======== TEXT UNDER STUDY ========
From that point, analyses of multiple data sets became an integral part of Kentucky’s efforts to fight what became the opioid epidemic.

Comprehensive Data Sources

After they identified the drug-related pattern in transportation-related truck driver deaths, they examined all their data sources—spanning emergency department, trauma, crash, inpatient hospital, mortality, and workers’ compensation data, etc.—and produced comprehensive reports on drug overdoses.

The information KIPRC provided resonated with what the State Department for Public Health was finding—as they had begun to see spikes in drug overdoses in the data they monitor and manage.

KIPRC collaborated with the state’s prescription drug monitoring program called KASPER, which produces reports showing all Schedule II through V prescriptions dispensed for a person over a specified time period.

To further enhance the PDMP reports, the Bureau of Justice Assistance funded KIPRC and the PDMP to develop and implement an algorithm that calculates milligram morphine equivalents and make them available to physicians in PDMP patient reports to inform appropriate opioid prescribing. This also included a separate algorithm to calculate overlapping opioid and benzodiazepine prescriptions.

Additionally, the PDMP added a flag to the electronic reports that identifies elevated MME situations where it might be appropriate for the physician to also co-prescribe naloxone, mostly when the physician is prescribing opioid medications. To further the use of naloxone, KIPRC worked with the Kentucky Department of Criminal Justice Training to train more than 900 law enforcement officers on the proper use and administration.
========
REQUIRED ACTIONS
**a.** Write out the passage on Kentucky's opioid data efforts word for word, everything from "The information KIPRC" down to "and benzodiazepine prescriptions.".
**b.** Pick up the passage on Kentucky's opioid data efforts after its final sentence and write the next part.
======== DATASET EXCERPTS ========
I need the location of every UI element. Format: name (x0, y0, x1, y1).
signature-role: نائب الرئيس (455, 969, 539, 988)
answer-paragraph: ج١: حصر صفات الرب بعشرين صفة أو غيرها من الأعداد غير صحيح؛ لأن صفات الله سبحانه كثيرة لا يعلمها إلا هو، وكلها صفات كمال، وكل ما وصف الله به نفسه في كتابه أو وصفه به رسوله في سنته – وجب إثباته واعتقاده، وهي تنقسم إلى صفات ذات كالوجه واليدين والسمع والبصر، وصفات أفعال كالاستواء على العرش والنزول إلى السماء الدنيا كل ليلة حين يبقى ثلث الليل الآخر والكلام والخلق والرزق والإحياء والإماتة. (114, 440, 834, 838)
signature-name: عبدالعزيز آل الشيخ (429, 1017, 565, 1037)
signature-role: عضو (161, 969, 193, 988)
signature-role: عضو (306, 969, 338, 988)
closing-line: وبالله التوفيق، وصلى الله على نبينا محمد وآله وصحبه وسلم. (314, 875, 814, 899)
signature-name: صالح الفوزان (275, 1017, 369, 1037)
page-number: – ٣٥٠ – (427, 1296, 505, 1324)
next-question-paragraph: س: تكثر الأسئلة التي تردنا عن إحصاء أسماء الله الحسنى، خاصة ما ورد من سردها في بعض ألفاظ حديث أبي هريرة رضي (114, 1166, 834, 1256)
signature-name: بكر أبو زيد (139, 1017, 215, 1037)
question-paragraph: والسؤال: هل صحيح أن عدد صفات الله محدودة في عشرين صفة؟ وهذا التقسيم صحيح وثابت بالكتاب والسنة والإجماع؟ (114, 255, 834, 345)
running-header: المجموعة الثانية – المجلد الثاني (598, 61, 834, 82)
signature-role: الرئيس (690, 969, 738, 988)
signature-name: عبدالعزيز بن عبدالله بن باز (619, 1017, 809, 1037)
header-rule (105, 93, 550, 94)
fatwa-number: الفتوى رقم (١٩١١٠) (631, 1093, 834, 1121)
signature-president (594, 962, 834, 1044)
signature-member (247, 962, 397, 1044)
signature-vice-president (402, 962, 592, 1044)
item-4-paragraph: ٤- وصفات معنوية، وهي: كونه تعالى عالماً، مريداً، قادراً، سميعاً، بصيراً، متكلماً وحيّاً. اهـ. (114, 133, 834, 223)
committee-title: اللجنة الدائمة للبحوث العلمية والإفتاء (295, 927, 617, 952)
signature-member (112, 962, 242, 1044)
========
ANSWERS TO EACH TASK
**a.**
The information KIPRC provided resonated with what the State Department for Public Health was finding—as they had begun to see spikes in drug overdoses in the data they monitor and manage.

KIPRC collaborated with the state’s prescription drug monitoring program called KASPER, which produces reports showing all Schedule II through V prescriptions dispensed for a person over a specified time period.

To further enhance the PDMP reports, the Bureau of Justice Assistance funded KIPRC and the PDMP to develop and implement an algorithm that calculates milligram morphine equivalents and make them available to physicians in PDMP patient reports to inform appropriate opioid prescribing. This also included a separate algorithm to calculate overlapping opioid and benzodiazepine prescriptions.

**b.**
In 2016, KIPRC helped create training for advanced practitioner registered nurses on the epidemic. During the training, nurses were educated on querying the PDMP, possible alternative opioid prescribing strategies, Kentucky’s opioid prescribing regulations, and care of patients with pain in both acute and primary care settings. Later that year, the program was extended to physicians. And, to date, more than 1,500 controlled substance prescribers have received training.

KIPRC additionally performs ad hoc data requests, allowing counties and state agencies to ask for a certain slice of data that is specific to their communities and populations. It can also be broken down by age, substance, and whether there are overlapping diagnoses for illnesses like HIV, Hepatitis C and endocarditis.

Going forward, a KIPRC epidemiologist is overlaying public health and public safety data that looks at heroin and methamphetamine trafficking arrests, possession arrests and related emergency department visits, hospitalizations, and overdose deaths to find hot and cold spots.  Future analyses will include fentanyl and other drugs as well as comprehensive drug seizure data.KIPRC also manages the Drug Overdose Fatality Surveillance system, which draws on multiple data systems (autopsy reports, death certificates, coroner investigation, the state PDMP, etc.).

The results are used to inform legislative policymaking and provide info to stakeholders to advocate. For example, data pulled from the 2013-2015 reports found that in one-third of overdoses, gabapentin was involved. With this knowledge, the state made gabapentin a Schedule V substance and fully integrated it into the PDMP in July 2017.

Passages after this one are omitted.